### Task details
The records below are to be repeated in full, exactly as they are.

### Stored records
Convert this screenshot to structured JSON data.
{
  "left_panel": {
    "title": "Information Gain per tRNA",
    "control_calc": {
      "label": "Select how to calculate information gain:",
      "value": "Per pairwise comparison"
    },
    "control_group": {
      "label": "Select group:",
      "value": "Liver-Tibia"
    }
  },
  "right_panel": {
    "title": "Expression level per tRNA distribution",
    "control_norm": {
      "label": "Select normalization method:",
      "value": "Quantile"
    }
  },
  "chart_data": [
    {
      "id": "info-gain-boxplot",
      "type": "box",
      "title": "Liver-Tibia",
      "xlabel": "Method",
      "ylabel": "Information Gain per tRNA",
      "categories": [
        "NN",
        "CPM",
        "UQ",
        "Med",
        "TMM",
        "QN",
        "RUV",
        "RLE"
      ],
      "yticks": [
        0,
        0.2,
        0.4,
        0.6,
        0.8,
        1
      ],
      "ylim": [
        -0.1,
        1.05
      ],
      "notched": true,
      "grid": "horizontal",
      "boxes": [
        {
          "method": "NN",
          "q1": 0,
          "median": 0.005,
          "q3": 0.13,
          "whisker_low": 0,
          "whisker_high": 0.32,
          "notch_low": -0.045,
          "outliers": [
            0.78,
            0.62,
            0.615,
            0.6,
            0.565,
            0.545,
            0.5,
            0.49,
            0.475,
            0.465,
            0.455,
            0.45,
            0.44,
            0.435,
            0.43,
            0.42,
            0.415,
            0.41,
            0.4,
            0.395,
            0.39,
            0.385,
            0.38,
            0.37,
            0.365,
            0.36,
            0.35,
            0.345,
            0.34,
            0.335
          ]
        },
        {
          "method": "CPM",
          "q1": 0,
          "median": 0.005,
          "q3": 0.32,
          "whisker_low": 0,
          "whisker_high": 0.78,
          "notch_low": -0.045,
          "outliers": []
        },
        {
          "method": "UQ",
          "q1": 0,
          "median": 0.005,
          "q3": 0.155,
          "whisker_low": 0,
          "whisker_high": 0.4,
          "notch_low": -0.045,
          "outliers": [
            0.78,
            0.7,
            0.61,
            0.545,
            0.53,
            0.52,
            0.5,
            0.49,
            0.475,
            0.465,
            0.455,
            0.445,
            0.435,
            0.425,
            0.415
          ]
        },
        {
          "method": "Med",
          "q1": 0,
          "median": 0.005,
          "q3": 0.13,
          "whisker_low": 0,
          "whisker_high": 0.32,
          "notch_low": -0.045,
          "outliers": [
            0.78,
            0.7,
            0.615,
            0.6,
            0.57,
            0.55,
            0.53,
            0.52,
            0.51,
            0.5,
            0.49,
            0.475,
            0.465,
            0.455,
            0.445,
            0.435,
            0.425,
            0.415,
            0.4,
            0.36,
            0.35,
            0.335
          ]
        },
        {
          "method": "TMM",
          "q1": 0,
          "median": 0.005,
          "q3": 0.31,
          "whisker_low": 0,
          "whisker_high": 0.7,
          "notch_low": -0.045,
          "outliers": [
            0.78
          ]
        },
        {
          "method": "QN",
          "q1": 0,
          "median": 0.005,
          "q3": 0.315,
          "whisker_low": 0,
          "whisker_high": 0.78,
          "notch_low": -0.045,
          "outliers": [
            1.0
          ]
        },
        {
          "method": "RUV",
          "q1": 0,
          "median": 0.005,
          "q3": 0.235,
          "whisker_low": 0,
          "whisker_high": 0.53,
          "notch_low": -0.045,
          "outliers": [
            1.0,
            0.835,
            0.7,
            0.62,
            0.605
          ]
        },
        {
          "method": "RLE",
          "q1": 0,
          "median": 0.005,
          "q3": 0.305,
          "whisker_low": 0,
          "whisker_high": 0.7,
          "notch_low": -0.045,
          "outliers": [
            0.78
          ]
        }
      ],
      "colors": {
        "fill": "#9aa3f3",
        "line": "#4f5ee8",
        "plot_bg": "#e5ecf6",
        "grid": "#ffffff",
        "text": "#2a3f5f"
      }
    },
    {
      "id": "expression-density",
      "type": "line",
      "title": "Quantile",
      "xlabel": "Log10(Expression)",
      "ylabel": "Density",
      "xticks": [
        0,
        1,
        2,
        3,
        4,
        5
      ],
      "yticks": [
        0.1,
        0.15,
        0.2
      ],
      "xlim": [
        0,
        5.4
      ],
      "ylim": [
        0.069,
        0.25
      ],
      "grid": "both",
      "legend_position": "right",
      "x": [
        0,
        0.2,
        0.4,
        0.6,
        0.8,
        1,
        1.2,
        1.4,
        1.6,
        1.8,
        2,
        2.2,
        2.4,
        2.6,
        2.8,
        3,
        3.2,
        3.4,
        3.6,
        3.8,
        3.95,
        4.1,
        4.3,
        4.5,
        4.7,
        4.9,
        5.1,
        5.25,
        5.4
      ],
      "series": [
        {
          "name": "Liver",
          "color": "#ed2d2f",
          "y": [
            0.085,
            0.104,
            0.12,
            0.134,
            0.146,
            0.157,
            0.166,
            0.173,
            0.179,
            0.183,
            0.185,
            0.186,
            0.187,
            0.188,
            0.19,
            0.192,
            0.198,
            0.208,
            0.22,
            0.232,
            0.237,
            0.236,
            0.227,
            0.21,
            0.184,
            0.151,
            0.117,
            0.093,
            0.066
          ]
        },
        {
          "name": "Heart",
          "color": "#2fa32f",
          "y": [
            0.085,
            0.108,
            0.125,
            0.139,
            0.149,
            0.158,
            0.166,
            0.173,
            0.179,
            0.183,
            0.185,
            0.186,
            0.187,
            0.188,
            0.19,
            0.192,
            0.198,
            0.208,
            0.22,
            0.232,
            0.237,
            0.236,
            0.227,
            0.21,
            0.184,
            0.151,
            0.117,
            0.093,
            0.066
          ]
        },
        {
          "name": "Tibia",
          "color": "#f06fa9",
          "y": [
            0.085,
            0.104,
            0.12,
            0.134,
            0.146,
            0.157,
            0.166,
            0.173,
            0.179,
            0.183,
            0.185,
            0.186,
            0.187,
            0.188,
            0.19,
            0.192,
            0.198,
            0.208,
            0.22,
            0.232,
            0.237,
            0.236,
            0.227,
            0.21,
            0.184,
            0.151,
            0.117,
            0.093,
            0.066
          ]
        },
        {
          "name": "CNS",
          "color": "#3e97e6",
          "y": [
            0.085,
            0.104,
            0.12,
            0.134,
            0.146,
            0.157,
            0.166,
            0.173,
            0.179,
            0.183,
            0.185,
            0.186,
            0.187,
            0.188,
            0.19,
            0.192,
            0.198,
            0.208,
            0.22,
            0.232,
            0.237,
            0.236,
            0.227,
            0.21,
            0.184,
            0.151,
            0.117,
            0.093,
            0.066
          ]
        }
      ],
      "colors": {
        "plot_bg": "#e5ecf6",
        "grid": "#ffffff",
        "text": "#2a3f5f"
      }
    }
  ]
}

### Task result
Convert this screenshot to structured JSON data.
{
  "left_panel": {
    "title": "Information Gain per tRNA",
    "control_calc": {
      "label": "Select how to calculate information gain:",
      "value": "Per pairwise comparison"
    },
    "control_group": {
      "label": "Select group:",
      "value": "Liver-Tibia"
    }
  },
  "right_panel": {
    "title": "Expression level per tRNA distribution",
    "control_norm": {
      "label": "Select normalization method:",
      "value": "Quantile"
    }
  },
  "chart_data": [
    {
      "id": "info-gain-boxplot",
      "type": "box",
      "title": "Liver-Tibia",
      "xlabel": "Method",
      "ylabel": "Information Gain per tRNA",
      "categories": [
        "NN",
        "CPM",
        "UQ",
        "Med",
        "TMM",
        "QN",
        "RUV",
        "RLE"
      ],
      "yticks": [
        0,
        0.2,
        0.4,
        0.6,
        0.8,
        1
      ],
      "ylim": [
        -0.1,
        1.05
      ],
      "notched": true,
      "grid": "horizontal",
      "boxes": [
        {
          "method": "NN",
          "q1": 0,
          "median": 0.005,
          "q3": 0.13,
          "whisker_low": 0,
          "whisker_high": 0.32,
          "notch_low": -0.045,
          "outliers": [
            0.78,
            0.62,
            0.615,
            0.6,
            0.565,
            0.545,
            0.5,
            0.49,
            0.475,
            0.465,
            0.455,
            0.45,
            0.44,
            0.435,
            0.43,
            0.42,
            0.415,
            0.41,
            0.4,
            0.395,
            0.39,
            0.385,
            0.38,
            0.37,
            0.365,
            0.36,
            0.35,
            0.345,
            0.34,
            0.335
          ]
        },
        {
          "method": "CPM",
          "q1": 0,
          "median": 0.005,
          "q3": 0.32,
          "whisker_low": 0,
          "whisker_high": 0.78,
          "notch_low": -0.045,
          "outliers": []
        },
        {
          "method": "UQ",
          "q1": 0,
          "median": 0.005,
          "q3": 0.155,
          "whisker_low": 0,
          "whisker_high": 0.4,
          "notch_low": -0.045,
          "outliers": [
            0.78,
            0.7,
            0.61,
            0.545,
            0.53,
            0.52,
            0.5,
            0.49,
            0.475,
            0.465,
            0.455,
            0.445,
            0.435,
            0.425,
            0.415
          ]
        },
        {
          "method": "Med",
          "q1": 0,
          "median": 0.005,
          "q3": 0.13,
          "whisker_low": 0,
          "whisker_high": 0.32,
          "notch_low": -0.045,
          "outliers": [
            0.78,
            0.7,
            0.615,
            0.6,
            0.57,
            0.55,
            0.53,
            0.52,
            0.51,
            0.5,
            0.49,
            0.475,
            0.465,
            0.455,
            0.445,
            0.435,
            0.425,
            0.415,
            0.4,
            0.36,
            0.35,
            0.335
          ]
        },
        {
          "method": "TMM",
          "q1": 0,
          "median": 0.005,
          "q3": 0.31,
          "whisker_low": 0,
          "whisker_high": 0.7,
          "notch_low": -0.045,
          "outliers": [
            0.78
          ]
        },
        {
          "method": "QN",
          "q1": 0,
          "median": 0.005,
          "q3": 0.315,
          "whisker_low": 0,
          "whisker_high": 0.78,
          "notch_low": -0.045,
          "outliers": [
            1.0
          ]
        },
        {
          "method": "RUV",
          "q1": 0,
          "median": 0.005,
          "q3": 0.235,
          "whisker_low": 0,
          "whisker_high": 0.53,
          "notch_low": -0.045,
          "outliers": [
            1.0,
            0.835,
            0.7,
            0.62,
            0.605
          ]
        },
        {
          "method": "RLE",
          "q1": 0,
          "median": 0.005,
          "q3": 0.305,
          "whisker_low": 0,
          "whisker_high": 0.7,
          "notch_low": -0.045,
          "outliers": [
            0.78
          ]
        }
      ],
      "colors": {
        "fill": "#9aa3f3",
        "line": "#4f5ee8",
        "plot_bg": "#e5ecf6",
        "grid": "#ffffff",
        "text": "#2a3f5f"
      }
    },
    {
      "id": "expression-density",
      "type": "line",
      "title": "Quantile",
      "xlabel": "Log10(Expression)",
      "ylabel": "Density",
      "xticks": [
        0,
        1,
        2,
        3,
        4,
        5
      ],
      "yticks": [
        0.1,
        0.15,
        0.2
      ],
      "xlim": [
        0,
        5.4
      ],
      "ylim": [
        0.069,
        0.25
      ],
      "grid": "both",
      "legend_position": "right",
      "x": [
        0,
        0.2,
        0.4,
        0.6,
        0.8,
        1,
        1.2,
        1.4,
        1.6,
        1.8,
        2,
        2.2,
        2.4,
        2.6,
        2.8,
        3,
        3.2,
        3.4,
        3.6,
        3.8,
        3.95,
        4.1,
        4.3,
        4.5,
        4.7,
        4.9,
        5.1,
        5.25,
        5.4
      ],
      "series": [
        {
          "name": "Liver",
          "color": "#ed2d2f",
          "y": [
            0.085,
            0.104,
            0.12,
            0.134,
            0.146,
            0.157,
            0.166,
            0.173,
            0.179,
            0.183,
            0.185,
            0.186,
            0.187,
            0.188,
            0.19,
            0.192,
            0.198,
            0.208,
            0.22,
            0.232,
            0.237,
            0.236,
            0.227,
            0.21,
            0.184,
            0.151,
            0.117,
            0.093,
            0.066
          ]
        },
        {
          "name": "Heart",
          "color": "#2fa32f",
          "y": [
            0.085,
            0.108,
            0.125,
            0.139,
            0.149,
            0.158,
            0.166,
            0.173,
            0.179,
            0.183,
            0.185,
            0.186,
            0.187,
            0.188,
            0.19,
            0.192,
            0.198,
            0.208,
            0.22,
            0.232,
            0.237,
            0.236,
            0.227,
            0.21,
            0.184,
            0.151,
            0.117,
            0.093,
            0.066
          ]
        },
        {
          "name": "Tibia",
          "color": "#f06fa9",
          "y": [
            0.085,
            0.104,
            0.12,
            0.134,
            0.146,
            0.157,
            0.166,
            0.173,
            0.179,
            0.183,
            0.185,
            0.186,
            0.187,
            0.188,
            0.19,
            0.192,
            0.198,
            0.208,
            0.22,
            0.232,
            0.237,
            0.236,
            0.227,
            0.21,
            0.184,
            0.151,
            0.117,
            0.093,
            0.066
          ]
        },
        {
          "name": "CNS",
          "color": "#3e97e6",
          "y": [
            0.085,
            0.104,
            0.12,
            0.134,
            0.146,
            0.157,
            0.166,
            0.173,
            0.179,
            0.183,
            0.185,
            0.186,
            0.187,
            0.188,
            0.19,
            0.192,
            0.198,
            0.208,
            0.22,
            0.232,
            0.237,
            0.236,
            0.227,
            0.21,
            0.184,
            0.151,
            0.117,
            0.093,
            0.066
          ]
        }
      ],
      "colors": {
        "plot_bg": "#e5ecf6",
        "grid": "#ffffff",
        "text": "#2a3f5f"
      }
    }
  ]
}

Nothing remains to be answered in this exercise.